## Start Entries shown

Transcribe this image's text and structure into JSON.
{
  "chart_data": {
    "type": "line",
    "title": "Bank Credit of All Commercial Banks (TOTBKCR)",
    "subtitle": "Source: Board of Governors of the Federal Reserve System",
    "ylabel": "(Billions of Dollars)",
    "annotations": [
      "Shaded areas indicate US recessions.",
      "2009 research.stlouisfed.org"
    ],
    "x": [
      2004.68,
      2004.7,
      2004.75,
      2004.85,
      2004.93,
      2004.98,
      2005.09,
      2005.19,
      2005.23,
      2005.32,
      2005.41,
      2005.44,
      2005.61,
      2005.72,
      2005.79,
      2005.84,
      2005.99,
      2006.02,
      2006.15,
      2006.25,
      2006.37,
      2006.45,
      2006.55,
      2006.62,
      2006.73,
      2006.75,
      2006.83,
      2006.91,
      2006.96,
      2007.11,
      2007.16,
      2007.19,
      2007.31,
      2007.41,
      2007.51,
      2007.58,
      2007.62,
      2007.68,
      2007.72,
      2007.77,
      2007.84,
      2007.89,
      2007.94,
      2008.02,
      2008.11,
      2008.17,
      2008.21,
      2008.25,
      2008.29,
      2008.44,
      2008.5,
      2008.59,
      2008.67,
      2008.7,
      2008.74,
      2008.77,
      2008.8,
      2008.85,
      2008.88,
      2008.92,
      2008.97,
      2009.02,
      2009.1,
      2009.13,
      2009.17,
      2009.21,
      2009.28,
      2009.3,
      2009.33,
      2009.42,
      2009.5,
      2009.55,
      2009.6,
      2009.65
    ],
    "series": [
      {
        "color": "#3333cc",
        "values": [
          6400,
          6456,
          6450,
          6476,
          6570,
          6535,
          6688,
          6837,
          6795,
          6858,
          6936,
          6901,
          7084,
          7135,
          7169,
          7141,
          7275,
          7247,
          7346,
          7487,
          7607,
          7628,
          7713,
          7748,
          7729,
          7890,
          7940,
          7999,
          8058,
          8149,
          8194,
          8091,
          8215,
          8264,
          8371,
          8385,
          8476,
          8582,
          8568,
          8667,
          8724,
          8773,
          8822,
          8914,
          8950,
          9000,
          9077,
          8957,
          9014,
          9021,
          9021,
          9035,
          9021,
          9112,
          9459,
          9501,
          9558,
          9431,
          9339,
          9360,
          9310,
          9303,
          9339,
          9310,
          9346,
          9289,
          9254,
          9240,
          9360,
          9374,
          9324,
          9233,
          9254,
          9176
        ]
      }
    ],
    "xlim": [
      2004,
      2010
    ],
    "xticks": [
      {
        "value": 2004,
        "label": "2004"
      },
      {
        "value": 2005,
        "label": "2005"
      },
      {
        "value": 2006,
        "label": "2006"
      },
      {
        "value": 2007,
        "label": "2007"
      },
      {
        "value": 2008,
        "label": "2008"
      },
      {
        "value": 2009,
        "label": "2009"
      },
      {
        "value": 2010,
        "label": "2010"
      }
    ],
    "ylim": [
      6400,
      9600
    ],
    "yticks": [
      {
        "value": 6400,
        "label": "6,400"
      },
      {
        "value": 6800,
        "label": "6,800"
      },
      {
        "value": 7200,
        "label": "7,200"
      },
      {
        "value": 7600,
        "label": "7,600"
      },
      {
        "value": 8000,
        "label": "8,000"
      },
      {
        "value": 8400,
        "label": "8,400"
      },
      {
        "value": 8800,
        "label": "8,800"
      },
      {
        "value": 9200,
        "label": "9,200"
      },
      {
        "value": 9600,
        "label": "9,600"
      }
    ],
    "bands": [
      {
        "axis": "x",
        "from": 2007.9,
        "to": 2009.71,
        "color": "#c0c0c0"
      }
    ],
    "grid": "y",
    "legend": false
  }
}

## End Entries shown

Go back to the listing above and please repeat it exactly.

Solution to this exercise =>
Transcribe this image's text and structure into JSON.
{
  "chart_data": {
    "type": "line",
    "title": "Bank Credit of All Commercial Banks (TOTBKCR)",
    "subtitle": "Source: Board of Governors of the Federal Reserve System",
    "ylabel": "(Billions of Dollars)",
    "annotations": [
      "Shaded areas indicate US recessions.",
      "2009 research.stlouisfed.org"
    ],
    "x": [
      2004.68,
      2004.7,
      2004.75,
      2004.85,
      2004.93,
      2004.98,
      2005.09,
      2005.19,
      2005.23,
      2005.32,
      2005.41,
      2005.44,
      2005.61,
      2005.72,
      2005.79,
      2005.84,
      2005.99,
      2006.02,
      2006.15,
      2006.25,
      2006.37,
      2006.45,
      2006.55,
      2006.62,
      2006.73,
      2006.75,
      2006.83,
      2006.91,
      2006.96,
      2007.11,
      2007.16,
      2007.19,
      2007.31,
      2007.41,
      2007.51,
      2007.58,
      2007.62,
      2007.68,
      2007.72,
      2007.77,
      2007.84,
      2007.89,
      2007.94,
      2008.02,
      2008.11,
      2008.17,
      2008.21,
      2008.25,
      2008.29,
      2008.44,
      2008.5,
      2008.59,
      2008.67,
      2008.7,
      2008.74,
      2008.77,
      2008.8,
      2008.85,
      2008.88,
      2008.92,
      2008.97,
      2009.02,
      2009.1,
      2009.13,
      2009.17,
      2009.21,
      2009.28,
      2009.3,
      2009.33,
      2009.42,
      2009.5,
      2009.55,
      2009.6,
      2009.65
    ],
    "series": [
      {
        "color": "#3333cc",
        "values": [
          6400,
          6456,
          6450,
          6476,
          6570,
          6535,
          6688,
          6837,
          6795,
          6858,
          6936,
          6901,
          7084,
          7135,
          7169,
          7141,
          7275,
          7247,
          7346,
          7487,
          7607,
          7628,
          7713,
          7748,
          7729,
          7890,
          7940,
          7999,
          8058,
          8149,
          8194,
          8091,
          8215,
          8264,
          8371,
          8385,
          8476,
          8582,
          8568,
          8667,
          8724,
          8773,
          8822,
          8914,
          8950,
          9000,
          9077,
          8957,
          9014,
          9021,
          9021,
          9035,
          9021,
          9112,
          9459,
          9501,
          9558,
          9431,
          9339,
          9360,
          9310,
          9303,
          9339,
          9310,
          9346,
          9289,
          9254,
          9240,
          9360,
          9374,
          9324,
          9233,
          9254,
          9176
        ]
      }
    ],
    "xlim": [
      2004,
      2010
    ],
    "xticks": [
      {
        "value": 2004,
        "label": "2004"
      },
      {
        "value": 2005,
        "label": "2005"
      },
      {
        "value": 2006,
        "label": "2006"
      },
      {
        "value": 2007,
        "label": "2007"
      },
      {
        "value": 2008,
        "label": "2008"
      },
      {
        "value": 2009,
        "label": "2009"
      },
      {
        "value": 2010,
        "label": "2010"
      }
    ],
    "ylim": [
      6400,
      9600
    ],
    "yticks": [
      {
        "value": 6400,
        "label": "6,400"
      },
      {
        "value": 6800,
        "label": "6,800"
      },
      {
        "value": 7200,
        "label": "7,200"
      },
      {
        "value": 7600,
        "label": "7,600"
      },
      {
        "value": 8000,
        "label": "8,000"
      },
      {
        "value": 8400,
        "label": "8,400"
      },
      {
        "value": 8800,
        "label": "8,800"
      },
      {
        "value": 9200,
        "label": "9,200"
      },
      {
        "value": 9600,
        "label": "9,600"
      }
    ],
    "bands": [
      {
        "axis": "x",
        "from": 2007.9,
        "to": 2009.71,
        "color": "#c0c0c0"
      }
    ],
    "grid": "y",
    "legend": false
  }
}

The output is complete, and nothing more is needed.